#### Work required:
Write out the records below word for word, please.

-- START --

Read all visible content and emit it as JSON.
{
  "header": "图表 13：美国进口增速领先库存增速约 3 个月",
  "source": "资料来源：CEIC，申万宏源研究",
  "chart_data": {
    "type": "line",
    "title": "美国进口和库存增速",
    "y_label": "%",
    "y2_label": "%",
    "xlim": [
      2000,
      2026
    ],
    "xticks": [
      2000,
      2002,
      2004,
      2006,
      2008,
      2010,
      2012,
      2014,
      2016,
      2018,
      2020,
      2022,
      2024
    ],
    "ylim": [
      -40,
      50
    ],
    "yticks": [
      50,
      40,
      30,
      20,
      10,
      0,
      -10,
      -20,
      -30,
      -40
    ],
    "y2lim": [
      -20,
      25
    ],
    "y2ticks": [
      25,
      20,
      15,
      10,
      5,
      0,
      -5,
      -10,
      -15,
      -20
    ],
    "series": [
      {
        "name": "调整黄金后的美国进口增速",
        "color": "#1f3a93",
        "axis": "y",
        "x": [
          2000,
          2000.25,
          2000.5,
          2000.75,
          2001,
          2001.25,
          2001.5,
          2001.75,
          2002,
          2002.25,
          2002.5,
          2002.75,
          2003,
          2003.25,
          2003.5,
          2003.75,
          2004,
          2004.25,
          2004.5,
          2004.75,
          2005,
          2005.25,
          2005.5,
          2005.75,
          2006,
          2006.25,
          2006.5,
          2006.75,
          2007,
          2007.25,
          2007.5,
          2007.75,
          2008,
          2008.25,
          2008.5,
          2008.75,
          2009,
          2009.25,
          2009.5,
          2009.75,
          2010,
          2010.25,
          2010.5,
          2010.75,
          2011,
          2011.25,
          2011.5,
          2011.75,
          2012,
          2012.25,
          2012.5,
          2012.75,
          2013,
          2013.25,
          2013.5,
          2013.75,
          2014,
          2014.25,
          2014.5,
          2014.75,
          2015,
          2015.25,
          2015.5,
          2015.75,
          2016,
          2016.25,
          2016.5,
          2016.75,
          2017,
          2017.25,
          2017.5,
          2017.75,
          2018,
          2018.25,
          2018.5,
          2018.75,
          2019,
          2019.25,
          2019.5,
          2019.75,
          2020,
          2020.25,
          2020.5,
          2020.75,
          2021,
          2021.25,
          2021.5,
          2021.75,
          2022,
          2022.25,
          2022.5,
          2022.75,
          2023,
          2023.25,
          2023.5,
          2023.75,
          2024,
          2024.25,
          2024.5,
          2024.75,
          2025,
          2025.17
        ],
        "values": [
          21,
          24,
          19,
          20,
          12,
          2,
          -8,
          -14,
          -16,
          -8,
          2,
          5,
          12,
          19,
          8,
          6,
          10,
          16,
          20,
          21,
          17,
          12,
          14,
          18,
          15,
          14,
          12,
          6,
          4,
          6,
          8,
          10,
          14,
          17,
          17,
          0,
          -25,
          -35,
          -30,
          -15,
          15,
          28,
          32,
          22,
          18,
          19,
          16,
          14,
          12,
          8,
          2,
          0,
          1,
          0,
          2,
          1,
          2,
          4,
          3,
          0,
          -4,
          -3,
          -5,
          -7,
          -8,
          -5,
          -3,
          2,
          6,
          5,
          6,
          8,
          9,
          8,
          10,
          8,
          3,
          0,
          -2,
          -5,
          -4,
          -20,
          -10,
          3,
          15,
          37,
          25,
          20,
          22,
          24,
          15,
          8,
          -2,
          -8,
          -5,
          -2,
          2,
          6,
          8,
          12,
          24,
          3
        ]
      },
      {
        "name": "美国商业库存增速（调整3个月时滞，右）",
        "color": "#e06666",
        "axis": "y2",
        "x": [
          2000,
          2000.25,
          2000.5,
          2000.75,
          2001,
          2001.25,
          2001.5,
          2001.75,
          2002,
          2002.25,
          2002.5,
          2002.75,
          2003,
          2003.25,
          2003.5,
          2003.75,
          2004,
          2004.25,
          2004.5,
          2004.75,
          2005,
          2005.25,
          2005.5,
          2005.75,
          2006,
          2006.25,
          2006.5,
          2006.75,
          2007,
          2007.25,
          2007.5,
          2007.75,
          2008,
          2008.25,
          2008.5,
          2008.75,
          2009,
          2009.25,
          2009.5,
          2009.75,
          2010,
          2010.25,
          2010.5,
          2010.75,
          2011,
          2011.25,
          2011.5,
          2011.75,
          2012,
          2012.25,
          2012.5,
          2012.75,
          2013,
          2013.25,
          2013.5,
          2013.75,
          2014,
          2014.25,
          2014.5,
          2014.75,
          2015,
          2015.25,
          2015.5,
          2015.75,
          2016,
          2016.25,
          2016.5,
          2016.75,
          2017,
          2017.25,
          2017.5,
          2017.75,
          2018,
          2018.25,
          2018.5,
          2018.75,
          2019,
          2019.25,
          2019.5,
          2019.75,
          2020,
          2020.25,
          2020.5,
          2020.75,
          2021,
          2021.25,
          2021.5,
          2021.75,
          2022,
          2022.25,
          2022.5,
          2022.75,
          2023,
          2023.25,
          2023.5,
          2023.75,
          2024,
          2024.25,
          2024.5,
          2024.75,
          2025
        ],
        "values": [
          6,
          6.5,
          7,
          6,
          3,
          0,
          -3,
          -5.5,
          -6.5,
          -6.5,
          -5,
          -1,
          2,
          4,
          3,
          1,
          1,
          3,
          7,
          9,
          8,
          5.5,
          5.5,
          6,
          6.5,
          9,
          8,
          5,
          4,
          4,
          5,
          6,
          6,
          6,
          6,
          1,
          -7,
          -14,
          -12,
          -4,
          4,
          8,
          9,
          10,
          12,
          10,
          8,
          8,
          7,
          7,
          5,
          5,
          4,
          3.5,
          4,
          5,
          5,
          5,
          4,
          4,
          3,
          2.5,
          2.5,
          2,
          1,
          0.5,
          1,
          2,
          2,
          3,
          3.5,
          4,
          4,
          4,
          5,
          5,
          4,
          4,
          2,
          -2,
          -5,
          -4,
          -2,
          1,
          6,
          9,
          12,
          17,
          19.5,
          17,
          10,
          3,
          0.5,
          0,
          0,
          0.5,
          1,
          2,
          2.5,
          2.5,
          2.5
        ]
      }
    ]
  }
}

-- END --

#### Final answer:
Read all visible content and emit it as JSON.
{
  "header": "图表 13：美国进口增速领先库存增速约 3 个月",
  "source": "资料来源：CEIC，申万宏源研究",
  "chart_data": {
    "type": "line",
    "title": "美国进口和库存增速",
    "y_label": "%",
    "y2_label": "%",
    "xlim": [
      2000,
      2026
    ],
    "xticks": [
      2000,
      2002,
      2004,
      2006,
      2008,
      2010,
      2012,
      2014,
      2016,
      2018,
      2020,
      2022,
      2024
    ],
    "ylim": [
      -40,
      50
    ],
    "yticks": [
      50,
      40,
      30,
      20,
      10,
      0,
      -10,
      -20,
      -30,
      -40
    ],
    "y2lim": [
      -20,
      25
    ],
    "y2ticks": [
      25,
      20,
      15,
      10,
      5,
      0,
      -5,
      -10,
      -15,
      -20
    ],
    "series": [
      {
        "name": "调整黄金后的美国进口增速",
        "color": "#1f3a93",
        "axis": "y",
        "x": [
          2000,
          2000.25,
          2000.5,
          2000.75,
          2001,
          2001.25,
          2001.5,
          2001.75,
          2002,
          2002.25,
          2002.5,
          2002.75,
          2003,
          2003.25,
          2003.5,
          2003.75,
          2004,
          2004.25,
          2004.5,
          2004.75,
          2005,
          2005.25,
          2005.5,
          2005.75,
          2006,
          2006.25,
          2006.5,
          2006.75,
          2007,
          2007.25,
          2007.5,
          2007.75,
          2008,
          2008.25,
          2008.5,
          2008.75,
          2009,
          2009.25,
          2009.5,
          2009.75,
          2010,
          2010.25,
          2010.5,
          2010.75,
          2011,
          2011.25,
          2011.5,
          2011.75,
          2012,
          2012.25,
          2012.5,
          2012.75,
          2013,
          2013.25,
          2013.5,
          2013.75,
          2014,
          2014.25,
          2014.5,
          2014.75,
          2015,
          2015.25,
          2015.5,
          2015.75,
          2016,
          2016.25,
          2016.5,
          2016.75,
          2017,
          2017.25,
          2017.5,
          2017.75,
          2018,
          2018.25,
          2018.5,
          2018.75,
          2019,
          2019.25,
          2019.5,
          2019.75,
          2020,
          2020.25,
          2020.5,
          2020.75,
          2021,
          2021.25,
          2021.5,
          2021.75,
          2022,
          2022.25,
          2022.5,
          2022.75,
          2023,
          2023.25,
          2023.5,
          2023.75,
          2024,
          2024.25,
          2024.5,
          2024.75,
          2025,
          2025.17
        ],
        "values": [
          21,
          24,
          19,
          20,
          12,
          2,
          -8,
          -14,
          -16,
          -8,
          2,
          5,
          12,
          19,
          8,
          6,
          10,
          16,
          20,
          21,
          17,
          12,
          14,
          18,
          15,
          14,
          12,
          6,
          4,
          6,
          8,
          10,
          14,
          17,
          17,
          0,
          -25,
          -35,
          -30,
          -15,
          15,
          28,
          32,
          22,
          18,
          19,
          16,
          14,
          12,
          8,
          2,
          0,
          1,
          0,
          2,
          1,
          2,
          4,
          3,
          0,
          -4,
          -3,
          -5,
          -7,
          -8,
          -5,
          -3,
          2,
          6,
          5,
          6,
          8,
          9,
          8,
          10,
          8,
          3,
          0,
          -2,
          -5,
          -4,
          -20,
          -10,
          3,
          15,
          37,
          25,
          20,
          22,
          24,
          15,
          8,
          -2,
          -8,
          -5,
          -2,
          2,
          6,
          8,
          12,
          24,
          3
        ]
      },
      {
        "name": "美国商业库存增速（调整3个月时滞，右）",
        "color": "#e06666",
        "axis": "y2",
        "x": [
          2000,
          2000.25,
          2000.5,
          2000.75,
          2001,
          2001.25,
          2001.5,
          2001.75,
          2002,
          2002.25,
          2002.5,
          2002.75,
          2003,
          2003.25,
          2003.5,
          2003.75,
          2004,
          2004.25,
          2004.5,
          2004.75,
          2005,
          2005.25,
          2005.5,
          2005.75,
          2006,
          2006.25,
          2006.5,
          2006.75,
          2007,
          2007.25,
          2007.5,
          2007.75,
          2008,
          2008.25,
          2008.5,
          2008.75,
          2009,
          2009.25,
          2009.5,
          2009.75,
          2010,
          2010.25,
          2010.5,
          2010.75,
          2011,
          2011.25,
          2011.5,
          2011.75,
          2012,
          2012.25,
          2012.5,
          2012.75,
          2013,
          2013.25,
          2013.5,
          2013.75,
          2014,
          2014.25,
          2014.5,
          2014.75,
          2015,
          2015.25,
          2015.5,
          2015.75,
          2016,
          2016.25,
          2016.5,
          2016.75,
          2017,
          2017.25,
          2017.5,
          2017.75,
          2018,
          2018.25,
          2018.5,
          2018.75,
          2019,
          2019.25,
          2019.5,
          2019.75,
          2020,
          2020.25,
          2020.5,
          2020.75,
          2021,
          2021.25,
          2021.5,
          2021.75,
          2022,
          2022.25,
          2022.5,
          2022.75,
          2023,
          2023.25,
          2023.5,
          2023.75,
          2024,
          2024.25,
          2024.5,
          2024.75,
          2025
        ],
        "values": [
          6,
          6.5,
          7,
          6,
          3,
          0,
          -3,
          -5.5,
          -6.5,
          -6.5,
          -5,
          -1,
          2,
          4,
          3,
          1,
          1,
          3,
          7,
          9,
          8,
          5.5,
          5.5,
          6,
          6.5,
          9,
          8,
          5,
          4,
          4,
          5,
          6,
          6,
          6,
          6,
          1,
          -7,
          -14,
          -12,
          -4,
          4,
          8,
          9,
          10,
          12,
          10,
          8,
          8,
          7,
          7,
          5,
          5,
          4,
          3.5,
          4,
          5,
          5,
          5,
          4,
          4,
          3,
          2.5,
          2.5,
          2,
          1,
          0.5,
          1,
          2,
          2,
          3,
          3.5,
          4,
          4,
          4,
          5,
          5,
          4,
          4,
          2,
          -2,
          -5,
          -4,
          -2,
          1,
          6,
          9,
          12,
          17,
          19.5,
          17,
          10,
          3,
          0.5,
          0,
          0,
          0.5,
          1,
          2,
          2.5,
          2.5,
          2.5
        ]
      }
    ]
  }
}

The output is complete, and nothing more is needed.